Can you transcribe every line exactly and leave the pictures behind?

Figure contents as structured data:
•••

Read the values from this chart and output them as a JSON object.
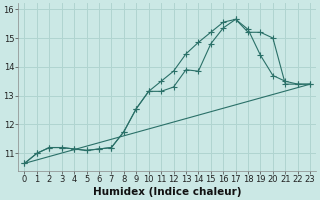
{
  "xlabel": "Humidex (Indice chaleur)",
  "xlim": [
    -0.5,
    23.5
  ],
  "ylim": [
    10.4,
    16.2
  ],
  "yticks": [
    11,
    12,
    13,
    14,
    15,
    16
  ],
  "xticks": [
    0,
    1,
    2,
    3,
    4,
    5,
    6,
    7,
    8,
    9,
    10,
    11,
    12,
    13,
    14,
    15,
    16,
    17,
    18,
    19,
    20,
    21,
    22,
    23
  ],
  "bg_color": "#cbe8e5",
  "grid_color": "#b0d4d0",
  "line_color": "#2a7068",
  "line1_x": [
    0,
    1,
    2,
    3,
    4,
    5,
    6,
    7,
    8,
    9,
    10,
    11,
    12,
    13,
    14,
    15,
    16,
    17,
    18,
    19,
    20,
    21,
    22,
    23
  ],
  "line1_y": [
    10.65,
    11.0,
    11.2,
    11.2,
    11.15,
    11.1,
    11.15,
    11.2,
    11.75,
    12.55,
    13.15,
    13.15,
    13.3,
    13.9,
    13.85,
    14.8,
    15.35,
    15.65,
    15.3,
    14.4,
    13.7,
    13.5,
    13.4,
    13.4
  ],
  "line2_x": [
    0,
    1,
    2,
    3,
    4,
    5,
    6,
    7,
    8,
    9,
    10,
    11,
    12,
    13,
    14,
    15,
    16,
    17,
    18,
    19,
    20,
    21,
    22,
    23
  ],
  "line2_y": [
    10.65,
    11.0,
    11.2,
    11.2,
    11.15,
    11.1,
    11.15,
    11.2,
    11.75,
    12.55,
    13.15,
    13.5,
    13.85,
    14.45,
    14.85,
    15.2,
    15.55,
    15.65,
    15.2,
    15.2,
    15.0,
    13.4,
    13.4,
    13.4
  ],
  "line3_x": [
    0,
    23
  ],
  "line3_y": [
    10.65,
    13.4
  ],
  "tick_fontsize": 6,
  "xlabel_fontsize": 7.5
}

•••

Result of this exercise ->
Read the values from this chart and output them as a JSON object.
{
  "xlabel": "Humidex (Indice chaleur)",
  "xlim": [
    -0.5,
    23.5
  ],
  "ylim": [
    10.4,
    16.2
  ],
  "yticks": [
    11,
    12,
    13,
    14,
    15,
    16
  ],
  "xticks": [
    0,
    1,
    2,
    3,
    4,
    5,
    6,
    7,
    8,
    9,
    10,
    11,
    12,
    13,
    14,
    15,
    16,
    17,
    18,
    19,
    20,
    21,
    22,
    23
  ],
  "bg_color": "#cbe8e5",
  "grid_color": "#b0d4d0",
  "line_color": "#2a7068",
  "line1_x": [
    0,
    1,
    2,
    3,
    4,
    5,
    6,
    7,
    8,
    9,
    10,
    11,
    12,
    13,
    14,
    15,
    16,
    17,
    18,
    19,
    20,
    21,
    22,
    23
  ],
  "line1_y": [
    10.65,
    11.0,
    11.2,
    11.2,
    11.15,
    11.1,
    11.15,
    11.2,
    11.75,
    12.55,
    13.15,
    13.15,
    13.3,
    13.9,
    13.85,
    14.8,
    15.35,
    15.65,
    15.3,
    14.4,
    13.7,
    13.5,
    13.4,
    13.4
  ],
  "line2_x": [
    0,
    1,
    2,
    3,
    4,
    5,
    6,
    7,
    8,
    9,
    10,
    11,
    12,
    13,
    14,
    15,
    16,
    17,
    18,
    19,
    20,
    21,
    22,
    23
  ],
  "line2_y": [
    10.65,
    11.0,
    11.2,
    11.2,
    11.15,
    11.1,
    11.15,
    11.2,
    11.75,
    12.55,
    13.15,
    13.5,
    13.85,
    14.45,
    14.85,
    15.2,
    15.55,
    15.65,
    15.2,
    15.2,
    15.0,
    13.4,
    13.4,
    13.4
  ],
  "line3_x": [
    0,
    23
  ],
  "line3_y": [
    10.65,
    13.4
  ],
  "tick_fontsize": 6,
  "xlabel_fontsize": 7.5
}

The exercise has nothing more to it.